In the material below, identify each line bearing the word "this". Reproduce those lines.

> SUPPLIED MATERIAL
↓
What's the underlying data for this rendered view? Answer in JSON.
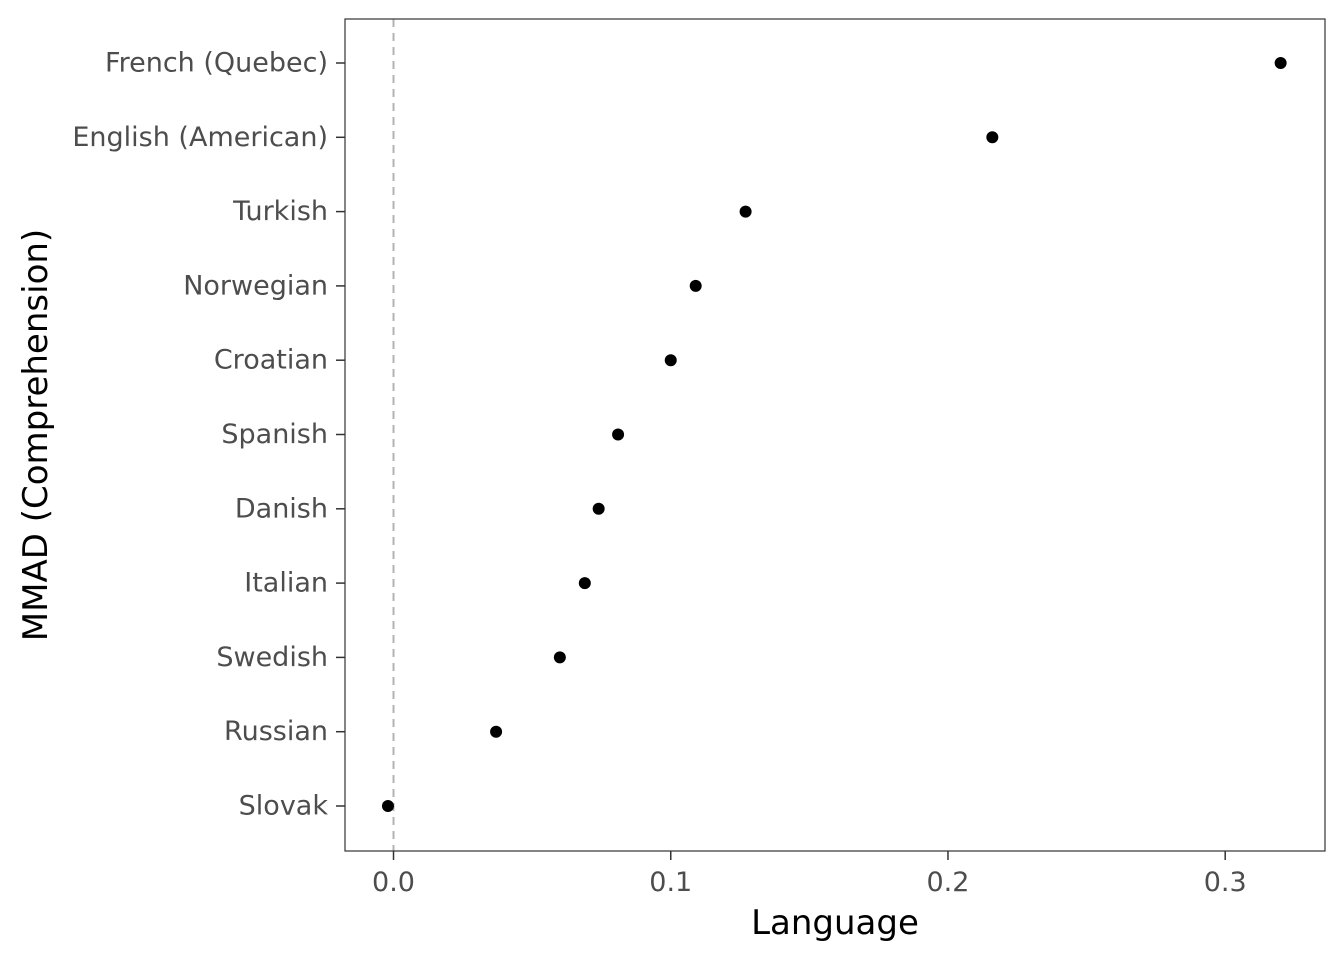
{
  "chart_data": {
    "type": "scatter",
    "title": "",
    "xlabel": "Language",
    "ylabel": "MMAD (Comprehension)",
    "xlim": [
      -0.0175,
      0.336
    ],
    "xticks": [
      0.0,
      0.1,
      0.2,
      0.3
    ],
    "xtick_labels": [
      "0.0",
      "0.1",
      "0.2",
      "0.3"
    ],
    "categories": [
      "Slovak",
      "Russian",
      "Swedish",
      "Italian",
      "Danish",
      "Spanish",
      "Croatian",
      "Norwegian",
      "Turkish",
      "English (American)",
      "French (Quebec)"
    ],
    "values": [
      -0.002,
      0.037,
      0.06,
      0.069,
      0.074,
      0.081,
      0.1,
      0.109,
      0.127,
      0.216,
      0.32
    ],
    "reference_line": {
      "x": 0.0,
      "style": "dashed"
    },
    "grid": false,
    "legend": "none",
    "colors": {
      "point": "#000000",
      "reference_line": "#b3b3b3",
      "frame": "#333333",
      "tick_label": "#4d4d4d"
    }
  }
}
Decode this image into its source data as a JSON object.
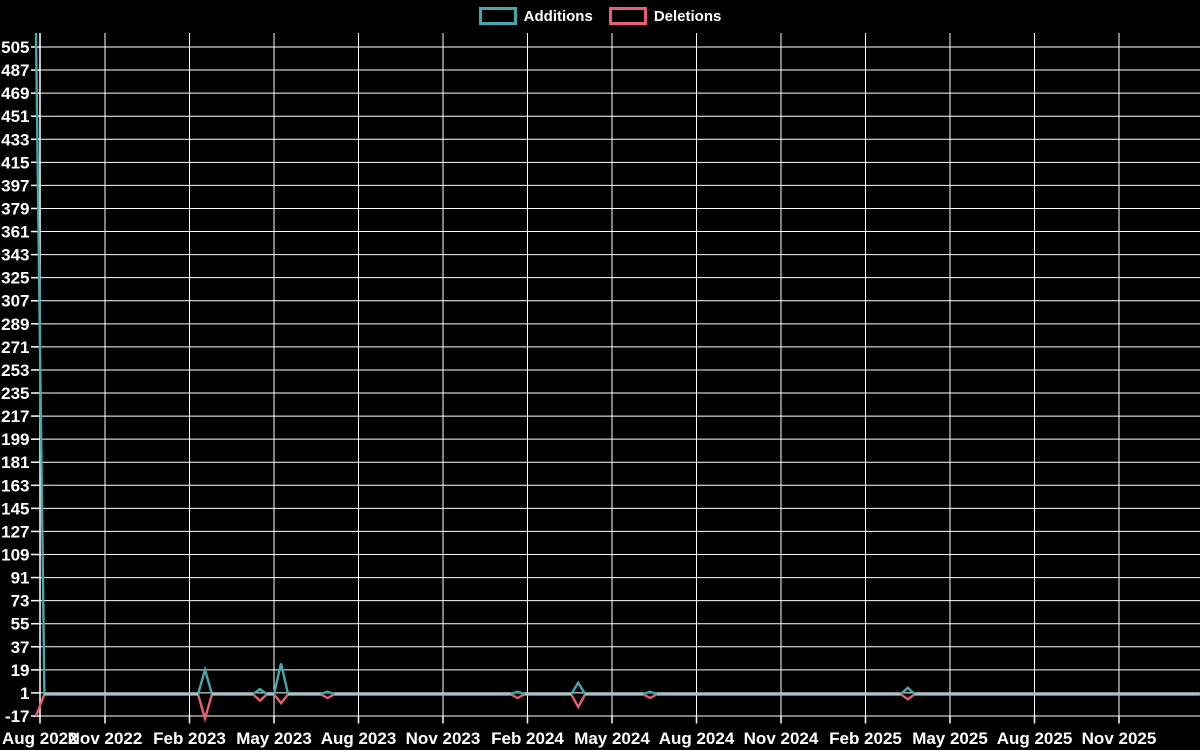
{
  "background_color": "#000000",
  "text_color": "#ffffff",
  "grid_color": "#ffffff",
  "legend": {
    "items": [
      {
        "label": "Additions",
        "color": "#46a8ad"
      },
      {
        "label": "Deletions",
        "color": "#e85d78"
      }
    ]
  },
  "chart_data": {
    "type": "line",
    "title": "",
    "xlabel": "",
    "ylabel": "",
    "grid": true,
    "legend_position": "top-center",
    "x_axis": {
      "tick_labels": [
        "Aug 2022",
        "Nov 2022",
        "Feb 2023",
        "May 2023",
        "Aug 2023",
        "Nov 2023",
        "Feb 2024",
        "May 2024",
        "Aug 2024",
        "Nov 2024",
        "Feb 2025",
        "May 2025",
        "Aug 2025",
        "Nov 2025"
      ],
      "tick_interval_months": 3,
      "m_unit": "months_since_Aug_2022_tick"
    },
    "y_axis": {
      "tick_labels": [
        -17,
        1,
        19,
        37,
        55,
        73,
        91,
        109,
        127,
        145,
        163,
        181,
        199,
        217,
        235,
        253,
        271,
        289,
        307,
        325,
        343,
        361,
        379,
        397,
        415,
        433,
        451,
        469,
        487,
        505
      ],
      "tick_step": 18,
      "min": -22,
      "max": 516
    },
    "series": [
      {
        "name": "Additions",
        "color": "#46a8ad"
      },
      {
        "name": "Deletions",
        "color": "#e85d78"
      }
    ],
    "overlap_zero_line_color": "#a6c3cb",
    "points": [
      {
        "m": 0.55,
        "additions": 516,
        "deletions": -17
      },
      {
        "m": 0.85,
        "additions": 0,
        "deletions": 0
      },
      {
        "m": 6.3,
        "additions": 0,
        "deletions": 0
      },
      {
        "m": 6.55,
        "additions": 19,
        "deletions": -19
      },
      {
        "m": 6.8,
        "additions": 0,
        "deletions": 0
      },
      {
        "m": 8.25,
        "additions": 0,
        "deletions": 0
      },
      {
        "m": 8.5,
        "additions": 4,
        "deletions": -5
      },
      {
        "m": 8.75,
        "additions": 0,
        "deletions": 0
      },
      {
        "m": 9.0,
        "additions": 0,
        "deletions": 0
      },
      {
        "m": 9.25,
        "additions": 24,
        "deletions": -7
      },
      {
        "m": 9.5,
        "additions": 0,
        "deletions": 0
      },
      {
        "m": 10.65,
        "additions": 0,
        "deletions": 0
      },
      {
        "m": 10.9,
        "additions": 2,
        "deletions": -3
      },
      {
        "m": 11.15,
        "additions": 0,
        "deletions": 0
      },
      {
        "m": 17.4,
        "additions": 0,
        "deletions": 0
      },
      {
        "m": 17.65,
        "additions": 2,
        "deletions": -3
      },
      {
        "m": 17.9,
        "additions": 0,
        "deletions": 0
      },
      {
        "m": 19.55,
        "additions": 0,
        "deletions": 0
      },
      {
        "m": 19.8,
        "additions": 9,
        "deletions": -10
      },
      {
        "m": 20.05,
        "additions": 0,
        "deletions": 0
      },
      {
        "m": 22.1,
        "additions": 0,
        "deletions": 0
      },
      {
        "m": 22.35,
        "additions": 2,
        "deletions": -3
      },
      {
        "m": 22.6,
        "additions": 0,
        "deletions": 0
      },
      {
        "m": 31.25,
        "additions": 0,
        "deletions": 0
      },
      {
        "m": 31.5,
        "additions": 5,
        "deletions": -4
      },
      {
        "m": 31.75,
        "additions": 0,
        "deletions": 0
      },
      {
        "m": 41.87,
        "additions": 0,
        "deletions": 0
      }
    ]
  }
}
↑
> ANSWER FOR THE TASK
What's the underlying data for this rendered view? Answer in JSON.
Decode this image into its source data as a JSON object.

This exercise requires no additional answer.